Saved entries:
=-=-=
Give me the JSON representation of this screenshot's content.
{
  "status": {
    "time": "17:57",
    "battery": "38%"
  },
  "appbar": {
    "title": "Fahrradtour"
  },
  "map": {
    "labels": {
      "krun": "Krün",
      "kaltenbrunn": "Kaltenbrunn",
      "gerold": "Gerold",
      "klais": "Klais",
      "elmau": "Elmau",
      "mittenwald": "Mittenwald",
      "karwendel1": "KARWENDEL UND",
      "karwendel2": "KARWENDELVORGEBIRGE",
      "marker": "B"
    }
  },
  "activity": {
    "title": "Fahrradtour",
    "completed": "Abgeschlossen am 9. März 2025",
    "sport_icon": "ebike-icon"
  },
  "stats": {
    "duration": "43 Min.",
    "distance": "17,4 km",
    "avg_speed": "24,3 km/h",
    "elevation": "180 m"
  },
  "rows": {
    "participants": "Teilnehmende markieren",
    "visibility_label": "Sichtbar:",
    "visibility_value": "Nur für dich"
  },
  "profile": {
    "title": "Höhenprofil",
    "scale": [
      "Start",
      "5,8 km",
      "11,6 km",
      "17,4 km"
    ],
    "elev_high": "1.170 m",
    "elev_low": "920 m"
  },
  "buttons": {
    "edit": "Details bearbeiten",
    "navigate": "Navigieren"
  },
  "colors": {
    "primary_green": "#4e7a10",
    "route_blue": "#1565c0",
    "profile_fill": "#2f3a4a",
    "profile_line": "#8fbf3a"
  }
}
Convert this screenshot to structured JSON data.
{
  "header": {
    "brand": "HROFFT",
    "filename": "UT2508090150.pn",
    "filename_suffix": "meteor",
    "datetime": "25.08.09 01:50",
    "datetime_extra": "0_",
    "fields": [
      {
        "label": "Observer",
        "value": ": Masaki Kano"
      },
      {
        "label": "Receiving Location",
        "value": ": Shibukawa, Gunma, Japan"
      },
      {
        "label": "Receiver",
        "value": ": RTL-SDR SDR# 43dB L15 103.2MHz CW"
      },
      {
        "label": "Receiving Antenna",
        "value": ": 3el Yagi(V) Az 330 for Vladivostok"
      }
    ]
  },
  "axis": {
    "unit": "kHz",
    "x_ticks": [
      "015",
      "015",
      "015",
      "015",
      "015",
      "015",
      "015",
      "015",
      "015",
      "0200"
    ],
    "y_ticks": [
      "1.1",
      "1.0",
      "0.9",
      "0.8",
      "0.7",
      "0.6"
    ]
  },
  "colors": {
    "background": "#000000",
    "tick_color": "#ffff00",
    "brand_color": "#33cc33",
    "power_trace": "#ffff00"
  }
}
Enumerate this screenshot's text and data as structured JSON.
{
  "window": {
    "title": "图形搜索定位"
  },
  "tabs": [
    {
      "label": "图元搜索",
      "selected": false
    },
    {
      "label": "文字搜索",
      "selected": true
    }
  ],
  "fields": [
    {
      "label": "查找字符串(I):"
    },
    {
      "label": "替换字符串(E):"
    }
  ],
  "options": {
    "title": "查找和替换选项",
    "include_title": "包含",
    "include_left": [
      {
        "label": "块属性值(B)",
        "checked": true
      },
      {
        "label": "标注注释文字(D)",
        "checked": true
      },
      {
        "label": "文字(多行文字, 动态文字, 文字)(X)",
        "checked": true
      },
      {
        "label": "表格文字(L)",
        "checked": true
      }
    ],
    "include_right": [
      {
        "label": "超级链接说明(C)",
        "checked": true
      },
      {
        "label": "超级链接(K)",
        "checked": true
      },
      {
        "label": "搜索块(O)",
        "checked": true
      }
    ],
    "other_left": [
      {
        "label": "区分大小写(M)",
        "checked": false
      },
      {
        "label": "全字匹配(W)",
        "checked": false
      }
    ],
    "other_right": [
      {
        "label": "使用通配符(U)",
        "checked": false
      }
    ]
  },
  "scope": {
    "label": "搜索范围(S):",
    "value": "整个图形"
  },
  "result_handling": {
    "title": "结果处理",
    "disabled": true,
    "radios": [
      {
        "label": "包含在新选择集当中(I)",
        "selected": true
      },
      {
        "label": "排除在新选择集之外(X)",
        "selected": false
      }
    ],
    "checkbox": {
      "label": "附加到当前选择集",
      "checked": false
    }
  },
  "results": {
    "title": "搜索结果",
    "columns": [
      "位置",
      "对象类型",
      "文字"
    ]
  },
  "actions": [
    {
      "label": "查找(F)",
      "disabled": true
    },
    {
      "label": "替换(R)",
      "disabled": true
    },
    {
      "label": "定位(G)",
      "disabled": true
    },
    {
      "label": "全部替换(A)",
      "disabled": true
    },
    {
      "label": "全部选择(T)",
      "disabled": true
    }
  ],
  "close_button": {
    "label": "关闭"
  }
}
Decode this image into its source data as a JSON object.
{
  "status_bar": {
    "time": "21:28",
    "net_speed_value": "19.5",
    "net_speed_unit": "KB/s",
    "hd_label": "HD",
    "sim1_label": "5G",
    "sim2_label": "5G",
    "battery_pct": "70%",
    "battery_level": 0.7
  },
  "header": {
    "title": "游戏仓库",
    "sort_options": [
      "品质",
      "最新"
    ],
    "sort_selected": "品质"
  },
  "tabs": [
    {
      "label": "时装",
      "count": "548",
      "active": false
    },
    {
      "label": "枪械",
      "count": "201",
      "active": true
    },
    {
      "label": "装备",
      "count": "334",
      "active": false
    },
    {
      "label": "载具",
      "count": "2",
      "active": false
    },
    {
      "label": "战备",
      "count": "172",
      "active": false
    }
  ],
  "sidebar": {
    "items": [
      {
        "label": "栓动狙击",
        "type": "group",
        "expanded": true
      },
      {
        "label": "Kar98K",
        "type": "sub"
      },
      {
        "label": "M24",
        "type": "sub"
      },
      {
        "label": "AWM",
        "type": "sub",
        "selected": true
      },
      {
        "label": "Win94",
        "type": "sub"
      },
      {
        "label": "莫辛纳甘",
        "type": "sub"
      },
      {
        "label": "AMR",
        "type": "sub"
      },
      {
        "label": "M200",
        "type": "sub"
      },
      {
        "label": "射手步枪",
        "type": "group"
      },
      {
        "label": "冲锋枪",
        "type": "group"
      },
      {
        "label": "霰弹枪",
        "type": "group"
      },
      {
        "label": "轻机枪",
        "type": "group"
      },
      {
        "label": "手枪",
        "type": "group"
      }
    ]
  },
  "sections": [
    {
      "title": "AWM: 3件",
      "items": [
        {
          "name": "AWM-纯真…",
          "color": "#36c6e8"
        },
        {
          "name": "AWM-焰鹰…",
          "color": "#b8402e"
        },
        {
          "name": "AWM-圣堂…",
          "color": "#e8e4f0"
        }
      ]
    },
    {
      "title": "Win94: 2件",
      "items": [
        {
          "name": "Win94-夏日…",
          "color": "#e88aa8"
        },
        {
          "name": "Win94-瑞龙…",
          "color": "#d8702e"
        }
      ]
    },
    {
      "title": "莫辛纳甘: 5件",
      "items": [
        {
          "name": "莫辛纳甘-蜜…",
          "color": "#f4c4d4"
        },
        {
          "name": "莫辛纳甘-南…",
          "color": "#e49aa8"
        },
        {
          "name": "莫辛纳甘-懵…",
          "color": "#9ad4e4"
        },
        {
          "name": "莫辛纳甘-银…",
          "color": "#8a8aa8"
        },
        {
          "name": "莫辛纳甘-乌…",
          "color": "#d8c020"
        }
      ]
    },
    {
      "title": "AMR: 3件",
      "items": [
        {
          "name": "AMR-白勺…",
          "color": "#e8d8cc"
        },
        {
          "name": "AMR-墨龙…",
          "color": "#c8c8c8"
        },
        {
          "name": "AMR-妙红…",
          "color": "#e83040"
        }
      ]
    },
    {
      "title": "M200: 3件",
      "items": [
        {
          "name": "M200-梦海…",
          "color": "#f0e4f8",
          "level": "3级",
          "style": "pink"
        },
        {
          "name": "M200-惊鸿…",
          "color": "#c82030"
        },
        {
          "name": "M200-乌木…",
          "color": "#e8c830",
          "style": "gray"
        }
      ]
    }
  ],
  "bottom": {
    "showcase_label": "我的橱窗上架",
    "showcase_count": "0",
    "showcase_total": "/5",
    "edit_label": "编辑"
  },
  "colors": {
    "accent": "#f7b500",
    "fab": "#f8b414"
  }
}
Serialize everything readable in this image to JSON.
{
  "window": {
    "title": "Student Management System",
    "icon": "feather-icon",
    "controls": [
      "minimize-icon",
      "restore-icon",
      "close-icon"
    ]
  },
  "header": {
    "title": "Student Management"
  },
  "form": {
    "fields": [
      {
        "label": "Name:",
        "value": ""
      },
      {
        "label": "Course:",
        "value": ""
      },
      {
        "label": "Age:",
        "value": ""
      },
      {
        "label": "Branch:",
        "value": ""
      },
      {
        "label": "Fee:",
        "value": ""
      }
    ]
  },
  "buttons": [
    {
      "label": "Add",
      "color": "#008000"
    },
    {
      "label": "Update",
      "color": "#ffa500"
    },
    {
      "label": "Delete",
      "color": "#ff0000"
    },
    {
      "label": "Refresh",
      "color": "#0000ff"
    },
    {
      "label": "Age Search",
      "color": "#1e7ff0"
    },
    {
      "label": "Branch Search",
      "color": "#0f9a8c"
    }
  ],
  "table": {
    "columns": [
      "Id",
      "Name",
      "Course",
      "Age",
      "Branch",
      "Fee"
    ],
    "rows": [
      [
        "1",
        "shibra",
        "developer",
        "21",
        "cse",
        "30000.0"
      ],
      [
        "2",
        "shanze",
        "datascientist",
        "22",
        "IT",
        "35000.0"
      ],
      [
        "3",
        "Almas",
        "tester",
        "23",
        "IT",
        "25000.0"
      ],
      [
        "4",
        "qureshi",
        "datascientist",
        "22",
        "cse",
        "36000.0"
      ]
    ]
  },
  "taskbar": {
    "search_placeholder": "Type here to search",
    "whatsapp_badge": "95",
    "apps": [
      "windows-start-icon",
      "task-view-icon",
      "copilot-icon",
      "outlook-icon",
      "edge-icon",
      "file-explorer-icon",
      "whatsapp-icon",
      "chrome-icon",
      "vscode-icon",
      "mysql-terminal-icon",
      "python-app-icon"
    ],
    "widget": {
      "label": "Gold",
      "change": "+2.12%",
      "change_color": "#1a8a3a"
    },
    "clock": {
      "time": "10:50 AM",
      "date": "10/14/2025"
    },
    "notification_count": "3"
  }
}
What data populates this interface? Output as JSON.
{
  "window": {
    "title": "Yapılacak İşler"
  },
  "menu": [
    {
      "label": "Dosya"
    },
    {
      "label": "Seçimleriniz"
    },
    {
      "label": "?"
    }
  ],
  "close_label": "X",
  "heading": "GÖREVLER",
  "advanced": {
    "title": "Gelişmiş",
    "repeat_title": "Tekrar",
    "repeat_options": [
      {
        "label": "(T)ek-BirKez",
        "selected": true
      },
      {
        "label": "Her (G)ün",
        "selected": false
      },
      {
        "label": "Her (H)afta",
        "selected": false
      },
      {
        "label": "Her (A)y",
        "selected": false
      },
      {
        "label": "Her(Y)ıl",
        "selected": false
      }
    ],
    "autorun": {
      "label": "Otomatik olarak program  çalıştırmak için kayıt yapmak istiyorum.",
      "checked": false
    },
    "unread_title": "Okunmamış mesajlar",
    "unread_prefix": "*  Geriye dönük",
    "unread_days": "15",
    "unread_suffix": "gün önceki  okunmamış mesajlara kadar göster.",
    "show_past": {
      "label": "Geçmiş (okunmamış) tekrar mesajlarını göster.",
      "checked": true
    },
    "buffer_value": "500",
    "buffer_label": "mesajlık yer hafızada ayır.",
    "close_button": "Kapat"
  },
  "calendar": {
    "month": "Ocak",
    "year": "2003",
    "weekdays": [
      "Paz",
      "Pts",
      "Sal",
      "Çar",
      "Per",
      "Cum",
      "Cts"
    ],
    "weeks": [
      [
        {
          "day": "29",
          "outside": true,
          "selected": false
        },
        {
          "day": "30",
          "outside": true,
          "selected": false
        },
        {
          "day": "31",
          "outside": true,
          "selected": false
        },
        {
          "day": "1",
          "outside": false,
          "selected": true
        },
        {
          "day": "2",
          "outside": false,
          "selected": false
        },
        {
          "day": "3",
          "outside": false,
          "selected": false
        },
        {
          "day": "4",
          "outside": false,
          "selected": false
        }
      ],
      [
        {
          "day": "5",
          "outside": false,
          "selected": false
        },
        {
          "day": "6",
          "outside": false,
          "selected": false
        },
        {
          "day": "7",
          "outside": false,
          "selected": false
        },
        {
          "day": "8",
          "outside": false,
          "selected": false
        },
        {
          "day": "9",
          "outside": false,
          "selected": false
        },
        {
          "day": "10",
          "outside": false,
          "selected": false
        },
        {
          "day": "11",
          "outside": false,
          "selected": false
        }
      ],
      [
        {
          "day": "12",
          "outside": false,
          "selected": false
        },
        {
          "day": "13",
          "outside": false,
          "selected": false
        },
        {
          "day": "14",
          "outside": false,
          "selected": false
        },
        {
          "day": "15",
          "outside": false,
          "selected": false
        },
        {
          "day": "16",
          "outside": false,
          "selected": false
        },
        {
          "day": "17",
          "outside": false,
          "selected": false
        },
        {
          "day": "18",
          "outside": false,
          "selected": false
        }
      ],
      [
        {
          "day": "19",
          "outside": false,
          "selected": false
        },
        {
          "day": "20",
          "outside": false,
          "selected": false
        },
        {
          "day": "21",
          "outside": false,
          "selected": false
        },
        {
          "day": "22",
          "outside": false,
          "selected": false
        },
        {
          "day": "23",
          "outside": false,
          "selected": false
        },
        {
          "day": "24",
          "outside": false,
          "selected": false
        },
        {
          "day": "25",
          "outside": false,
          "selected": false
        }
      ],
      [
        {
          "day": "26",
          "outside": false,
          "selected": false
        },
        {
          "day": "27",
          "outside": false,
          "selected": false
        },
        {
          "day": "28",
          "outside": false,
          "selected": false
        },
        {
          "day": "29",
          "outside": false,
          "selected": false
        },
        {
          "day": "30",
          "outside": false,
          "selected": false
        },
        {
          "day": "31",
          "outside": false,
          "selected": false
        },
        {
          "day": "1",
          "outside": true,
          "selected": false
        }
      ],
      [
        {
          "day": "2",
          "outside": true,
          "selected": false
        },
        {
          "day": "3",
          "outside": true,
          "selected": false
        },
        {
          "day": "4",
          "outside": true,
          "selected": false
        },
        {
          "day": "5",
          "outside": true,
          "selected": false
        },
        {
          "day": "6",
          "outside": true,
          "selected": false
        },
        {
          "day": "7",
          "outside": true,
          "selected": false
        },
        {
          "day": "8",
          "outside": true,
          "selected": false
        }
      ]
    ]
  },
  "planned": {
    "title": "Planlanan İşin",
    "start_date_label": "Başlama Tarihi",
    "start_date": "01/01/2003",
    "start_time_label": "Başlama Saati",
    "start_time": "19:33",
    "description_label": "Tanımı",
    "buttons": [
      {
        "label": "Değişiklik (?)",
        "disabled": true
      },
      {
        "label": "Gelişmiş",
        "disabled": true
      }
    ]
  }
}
=-=-=
What this task involves: Find the string "Receiving" in the entries above and return each line that holds it.

Output of the exercise:
        "label": "Receiving Location",
        "label": "Receiving Antenna",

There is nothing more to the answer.